## Data records
=======

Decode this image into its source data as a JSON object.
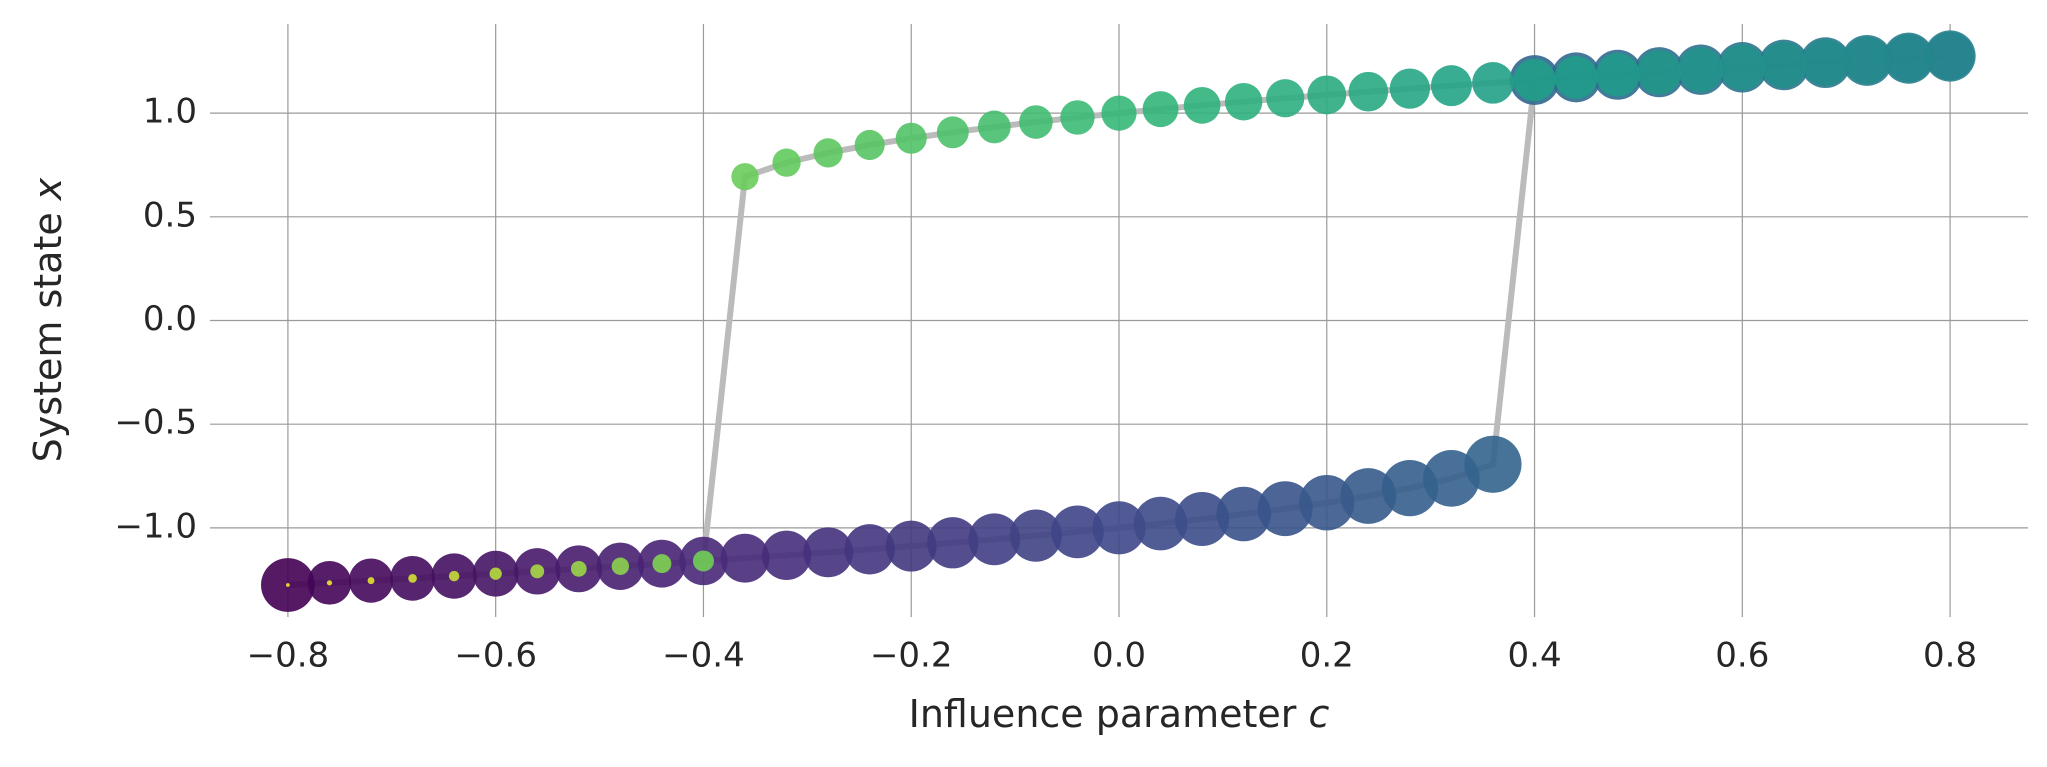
{
  "chart_data": {
    "type": "scatter",
    "xlabel": "Influence parameter c",
    "ylabel": "System state x",
    "xlim": [
      -0.875,
      0.875
    ],
    "ylim": [
      -1.43,
      1.43
    ],
    "xticks": [
      {
        "value": -0.8,
        "label": "−0.8"
      },
      {
        "value": -0.6,
        "label": "−0.6"
      },
      {
        "value": -0.4,
        "label": "−0.4"
      },
      {
        "value": -0.2,
        "label": "−0.2"
      },
      {
        "value": 0,
        "label": "0.0"
      },
      0.2,
      0.4,
      0.6,
      0.8
    ],
    "yticks": [
      {
        "value": -1,
        "label": "−1.0"
      },
      {
        "value": -0.5,
        "label": "−0.5"
      },
      {
        "value": 0,
        "label": "0.0"
      },
      0.5,
      {
        "value": 1,
        "label": "1.0"
      }
    ],
    "grid": true,
    "line_color": "#bbbbbb",
    "colormap": "viridis",
    "series": [
      {
        "x": [
          -0.8,
          -0.76,
          -0.72,
          -0.68,
          -0.64,
          -0.6,
          -0.56,
          -0.52,
          -0.48,
          -0.44,
          -0.4,
          -0.36,
          -0.32,
          -0.28,
          -0.24,
          -0.2,
          -0.16,
          -0.12,
          -0.08,
          -0.04,
          0.0,
          0.04,
          0.08,
          0.12,
          0.16,
          0.2,
          0.24,
          0.28,
          0.32,
          0.36,
          0.4,
          0.44,
          0.48,
          0.52,
          0.56,
          0.6,
          0.64,
          0.68,
          0.72,
          0.76,
          0.8
        ],
        "values": [
          -1.2756,
          -1.2652,
          -1.2545,
          -1.2437,
          -1.2326,
          -1.2212,
          -1.2096,
          -1.1976,
          -1.1853,
          -1.1727,
          -1.1597,
          -1.1463,
          -1.1325,
          -1.1182,
          -1.1034,
          -1.088,
          -1.072,
          -1.0553,
          -1.0378,
          -1.0194,
          -1.0,
          -0.9794,
          -0.9573,
          -0.9335,
          -0.9076,
          -0.8789,
          -0.8464,
          -0.8085,
          -0.7614,
          -0.6935,
          1.1597,
          1.1727,
          1.1853,
          1.1976,
          1.2096,
          1.2212,
          1.2326,
          1.2437,
          1.2545,
          1.2652,
          1.2756
        ],
        "sizes": [
          420,
          277,
          284,
          291,
          298,
          305,
          312,
          319,
          326,
          333,
          340,
          347,
          354,
          361,
          368,
          375,
          382,
          389,
          396,
          403,
          410,
          417,
          424,
          431,
          438,
          445,
          452,
          459,
          466,
          473,
          360,
          362,
          364,
          366,
          368,
          370,
          372,
          374,
          376,
          378,
          380
        ]
      },
      {
        "x": [
          0.8,
          0.76,
          0.72,
          0.68,
          0.64,
          0.6,
          0.56,
          0.52,
          0.48,
          0.44,
          0.4,
          0.36,
          0.32,
          0.28,
          0.24,
          0.2,
          0.16,
          0.12,
          0.08,
          0.04,
          0.0,
          -0.04,
          -0.08,
          -0.12,
          -0.16,
          -0.2,
          -0.24,
          -0.28,
          -0.32,
          -0.36,
          -0.4,
          -0.44,
          -0.48,
          -0.52,
          -0.56,
          -0.6,
          -0.64,
          -0.68,
          -0.72,
          -0.76,
          -0.8
        ],
        "values": [
          1.2756,
          1.2652,
          1.2545,
          1.2437,
          1.2326,
          1.2212,
          1.2096,
          1.1976,
          1.1853,
          1.1727,
          1.1597,
          1.1463,
          1.1325,
          1.1182,
          1.1034,
          1.088,
          1.072,
          1.0553,
          1.0378,
          1.0194,
          1.0,
          0.9794,
          0.9573,
          0.9335,
          0.9076,
          0.8789,
          0.8464,
          0.8085,
          0.7614,
          0.6935,
          -1.1597,
          -1.1727,
          -1.1853,
          -1.1976,
          -1.2096,
          -1.2212,
          -1.2326,
          -1.2437,
          -1.2545,
          -1.2652,
          -1.2756
        ],
        "sizes": [
          340,
          332,
          324,
          316,
          308,
          300,
          292,
          284,
          276,
          268,
          260,
          252,
          244,
          236,
          228,
          220,
          212,
          204,
          196,
          188,
          180,
          172,
          164,
          156,
          148,
          140,
          132,
          124,
          116,
          108,
          64,
          52,
          44,
          36,
          28,
          22,
          16,
          11,
          7,
          4,
          2
        ]
      }
    ]
  }
}
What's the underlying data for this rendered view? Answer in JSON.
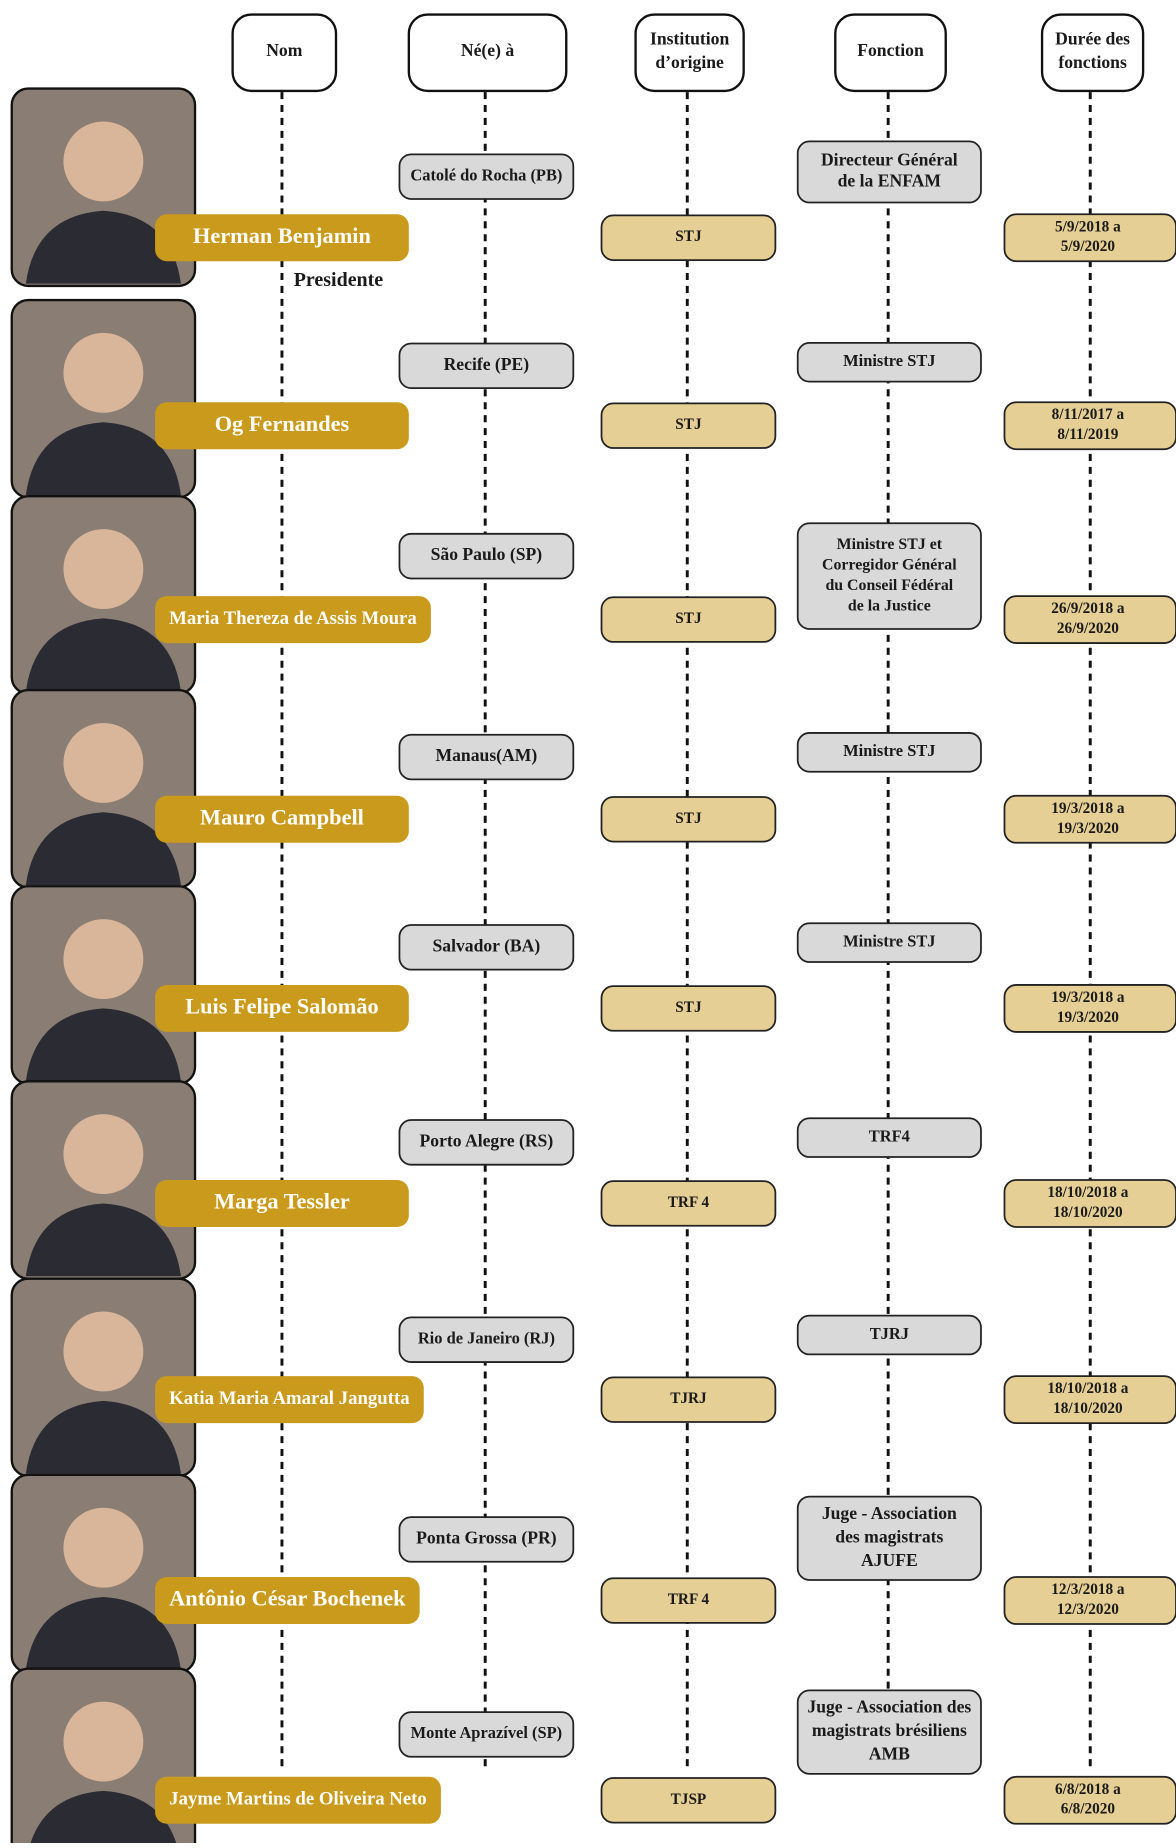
{
  "headers": [
    {
      "lines": [
        "Nom"
      ]
    },
    {
      "lines": [
        "Né(e) à"
      ]
    },
    {
      "lines": [
        "Institution",
        "d’origine"
      ]
    },
    {
      "lines": [
        "Fonction"
      ]
    },
    {
      "lines": [
        "Durée des",
        "fonctions"
      ]
    }
  ],
  "rows": [
    {
      "name": "Herman Benjamin",
      "note": "Presidente",
      "birthplace": "Catolé do Rocha  (PB)",
      "institution": "STJ",
      "function": [
        "Directeur Général",
        "de la ENFAM"
      ],
      "term": [
        "5/9/2018 a",
        "5/9/2020"
      ]
    },
    {
      "name": "Og Fernandes",
      "birthplace": "Recife (PE)",
      "institution": "STJ",
      "function": [
        "Ministre STJ"
      ],
      "term": [
        "8/11/2017 a",
        "8/11/2019"
      ]
    },
    {
      "name": "Maria Thereza de Assis Moura",
      "birthplace": "São Paulo (SP)",
      "institution": "STJ",
      "function": [
        "Ministre STJ et",
        "Corregidor  Général",
        "du Conseil Fédéral",
        "de la Justice"
      ],
      "term": [
        "26/9/2018 a",
        "26/9/2020"
      ]
    },
    {
      "name": "Mauro Campbell",
      "birthplace": "Manaus(AM)",
      "institution": "STJ",
      "function": [
        "Ministre STJ"
      ],
      "term": [
        "19/3/2018 a",
        "19/3/2020"
      ]
    },
    {
      "name": "Luis Felipe Salomão",
      "birthplace": "Salvador (BA)",
      "institution": "STJ",
      "function": [
        "Ministre STJ"
      ],
      "term": [
        "19/3/2018 a",
        "19/3/2020"
      ]
    },
    {
      "name": "Marga Tessler",
      "birthplace": "Porto Alegre (RS)",
      "institution": "TRF 4",
      "function": [
        "TRF4"
      ],
      "term": [
        "18/10/2018 a",
        "18/10/2020"
      ]
    },
    {
      "name": "Katia Maria Amaral Jangutta",
      "birthplace": "Rio de Janeiro (RJ)",
      "institution": "TJRJ",
      "function": [
        "TJRJ"
      ],
      "term": [
        "18/10/2018 a",
        "18/10/2020"
      ]
    },
    {
      "name": "Antônio César Bochenek",
      "birthplace": "Ponta Grossa (PR)",
      "institution": "TRF 4",
      "function": [
        "Juge - Association",
        "des  magistrats",
        "AJUFE"
      ],
      "term": [
        "12/3/2018 a",
        "12/3/2020"
      ]
    },
    {
      "name": "Jayme Martins de Oliveira Neto",
      "birthplace": "Monte Aprazível (SP)",
      "institution": "TJSP",
      "function": [
        "Juge - Association des",
        "magistrats brésiliens",
        "AMB"
      ],
      "term": [
        "6/8/2018 a",
        "6/8/2020"
      ]
    }
  ]
}
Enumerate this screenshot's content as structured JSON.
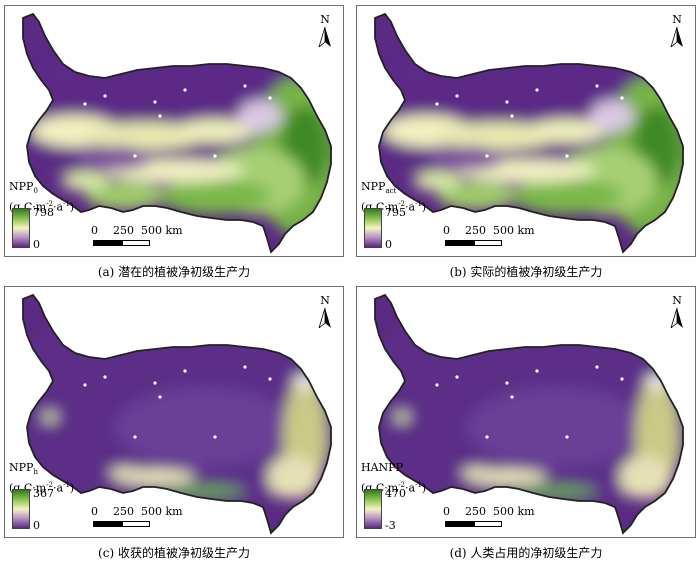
{
  "panels": [
    {
      "caption": "(a) 潜在的植被净初级生产力",
      "legend": {
        "title": "NPP",
        "title_sub": "0",
        "unit_pre": "(g C·m",
        "unit_exp1": "-2",
        "unit_mid": "·a",
        "unit_exp2": "-1",
        "unit_post": ")",
        "max": "798",
        "min": "0"
      },
      "scale": {
        "t0": "0",
        "t1": "250",
        "t2": "500 km"
      },
      "north": "N",
      "pattern": "npp"
    },
    {
      "caption": "(b) 实际的植被净初级生产力",
      "legend": {
        "title": "NPP",
        "title_sub": "act",
        "unit_pre": "(g C·m",
        "unit_exp1": "-2",
        "unit_mid": "·a",
        "unit_exp2": "-1",
        "unit_post": ")",
        "max": "795",
        "min": "0"
      },
      "scale": {
        "t0": "0",
        "t1": "250",
        "t2": "500 km"
      },
      "north": "N",
      "pattern": "npp"
    },
    {
      "caption": "(c) 收获的植被净初级生产力",
      "legend": {
        "title": "NPP",
        "title_sub": "h",
        "unit_pre": "(g C·m",
        "unit_exp1": "-2",
        "unit_mid": "·a",
        "unit_exp2": "-1",
        "unit_post": ")",
        "max": "367",
        "min": "0"
      },
      "scale": {
        "t0": "0",
        "t1": "250",
        "t2": "500 km"
      },
      "north": "N",
      "pattern": "harvest"
    },
    {
      "caption": "(d) 人类占用的净初级生产力",
      "legend": {
        "title": "HANPP",
        "title_sub": "",
        "unit_pre": "(g C·m",
        "unit_exp1": "-2",
        "unit_mid": "·a",
        "unit_exp2": "-1",
        "unit_post": ")",
        "max": "470",
        "min": "-3"
      },
      "scale": {
        "t0": "0",
        "t1": "250",
        "t2": "500 km"
      },
      "north": "N",
      "pattern": "harvest"
    }
  ],
  "colors": {
    "low": "#5a2a84",
    "mid": "#f4f3c0",
    "high": "#2f7a1c",
    "border": "#222222"
  },
  "icons": {
    "north": "north-arrow-icon"
  }
}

=======

## Exercise goal
Pull out all lines from the entries above in which the word "Association" appears.

## Task result
        "Juge - Association",
        "Juge - Association des",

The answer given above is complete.